_Material_
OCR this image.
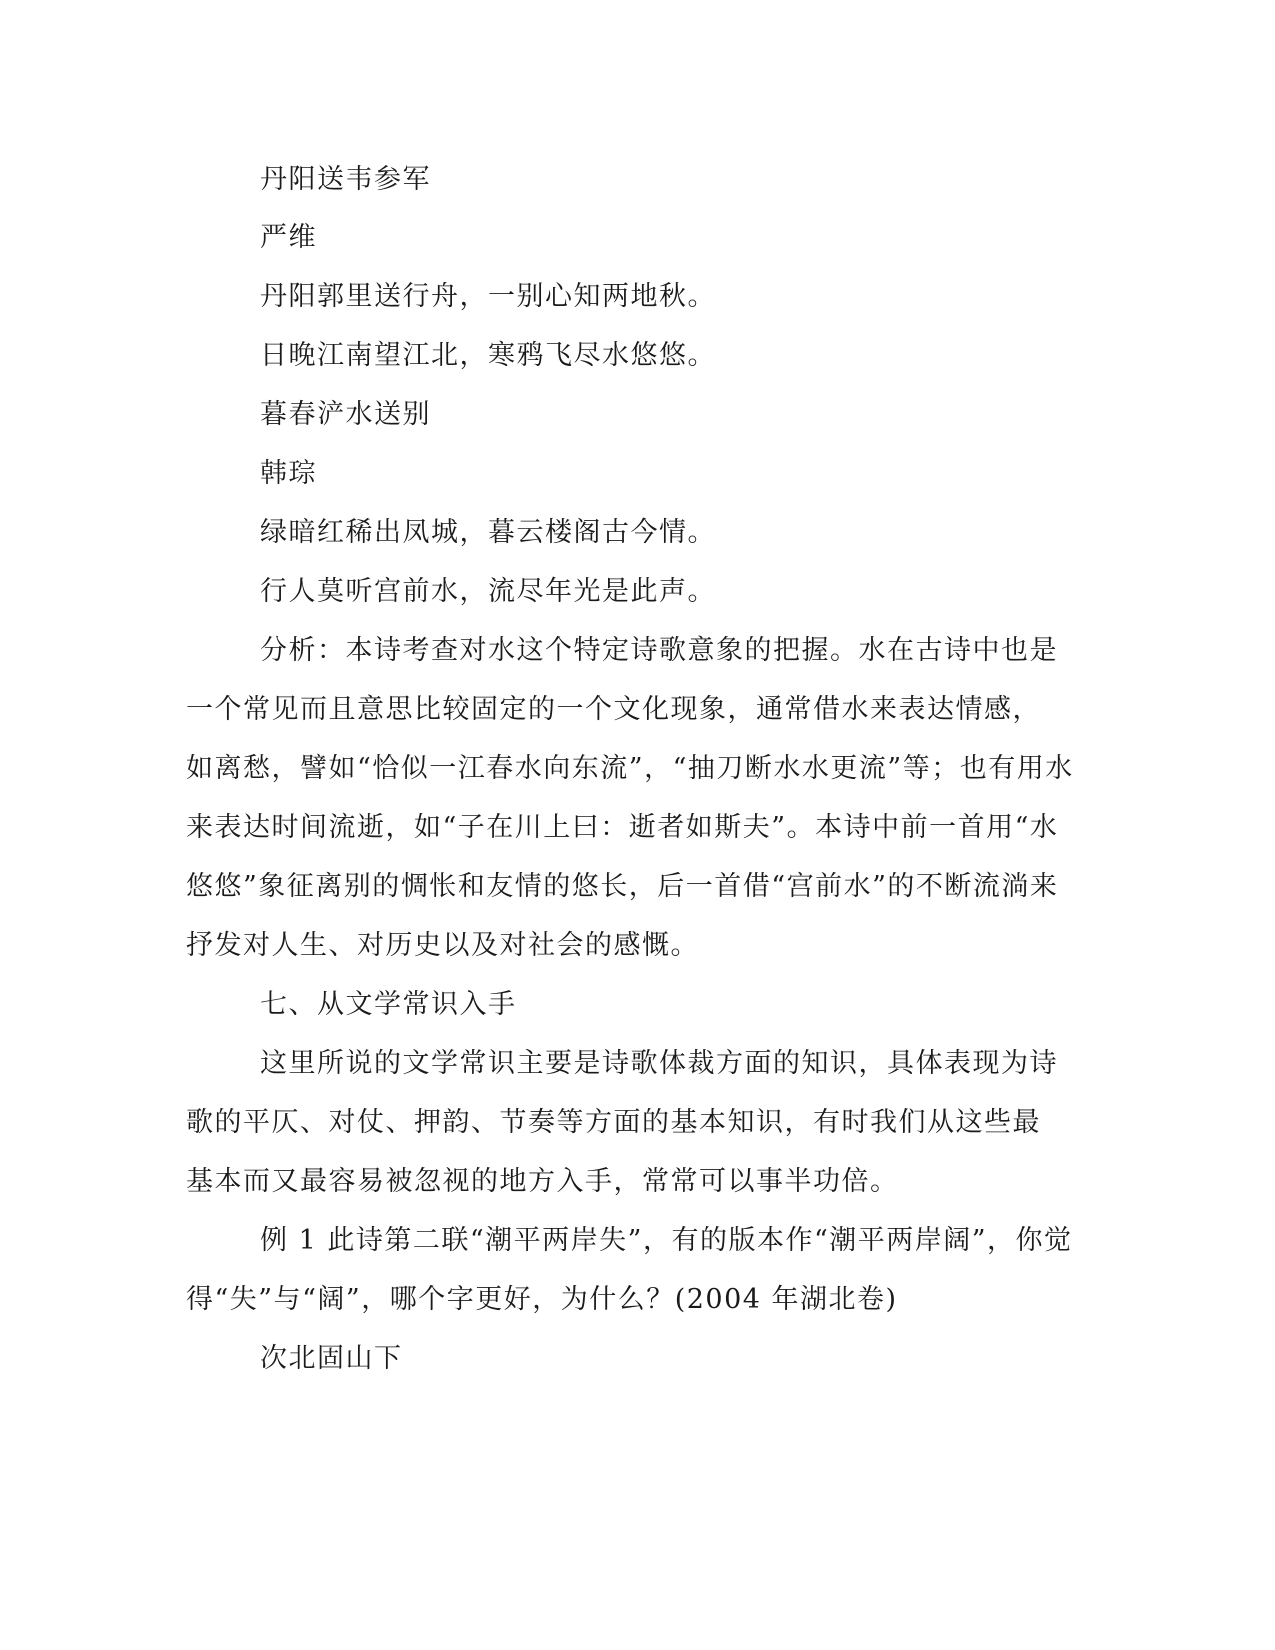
丹阳送韦参军
严维
丹阳郭里送行舟，一别心知两地秋。
日晚江南望江北，寒鸦飞尽水悠悠。
暮春浐水送别
韩琮
绿暗红稀出凤城，暮云楼阁古今情。
行人莫听宫前水，流尽年光是此声。
分析：本诗考查对水这个特定诗歌意象的把握。水在古诗中也是
一个常见而且意思比较固定的一个文化现象，通常借水来表达情感，
如离愁，譬如“恰似一江春水向东流”，“抽刀断水水更流”等；也有用水
来表达时间流逝，如“子在川上曰：逝者如斯夫”。本诗中前一首用“水
悠悠”象征离别的惆怅和友情的悠长，后一首借“宫前水”的不断流淌来
抒发对人生、对历史以及对社会的感慨。
七、从文学常识入手
这里所说的文学常识主要是诗歌体裁方面的知识，具体表现为诗
歌的平仄、对仗、押韵、节奏等方面的基本知识，有时我们从这些最
基本而又最容易被忽视的地方入手，常常可以事半功倍。
例 1 此诗第二联“潮平两岸失”，有的版本作“潮平两岸阔”，你觉
得“失”与“阔”，哪个字更好，为什么？(2004 年湖北卷)
次北固山下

_Instructions for the task_
Set each line of the records down exactly, leaving every picture out.

_Exercise response_
OCR this image.
丹阳送韦参军
严维
丹阳郭里送行舟，一别心知两地秋。
日晚江南望江北，寒鸦飞尽水悠悠。
暮春浐水送别
韩琮
绿暗红稀出凤城，暮云楼阁古今情。
行人莫听宫前水，流尽年光是此声。
分析：本诗考查对水这个特定诗歌意象的把握。水在古诗中也是
一个常见而且意思比较固定的一个文化现象，通常借水来表达情感，
如离愁，譬如“恰似一江春水向东流”，“抽刀断水水更流”等；也有用水
来表达时间流逝，如“子在川上曰：逝者如斯夫”。本诗中前一首用“水
悠悠”象征离别的惆怅和友情的悠长，后一首借“宫前水”的不断流淌来
抒发对人生、对历史以及对社会的感慨。
七、从文学常识入手
这里所说的文学常识主要是诗歌体裁方面的知识，具体表现为诗
歌的平仄、对仗、押韵、节奏等方面的基本知识，有时我们从这些最
基本而又最容易被忽视的地方入手，常常可以事半功倍。
例 1 此诗第二联“潮平两岸失”，有的版本作“潮平两岸阔”，你觉
得“失”与“阔”，哪个字更好，为什么？(2004 年湖北卷)
次北固山下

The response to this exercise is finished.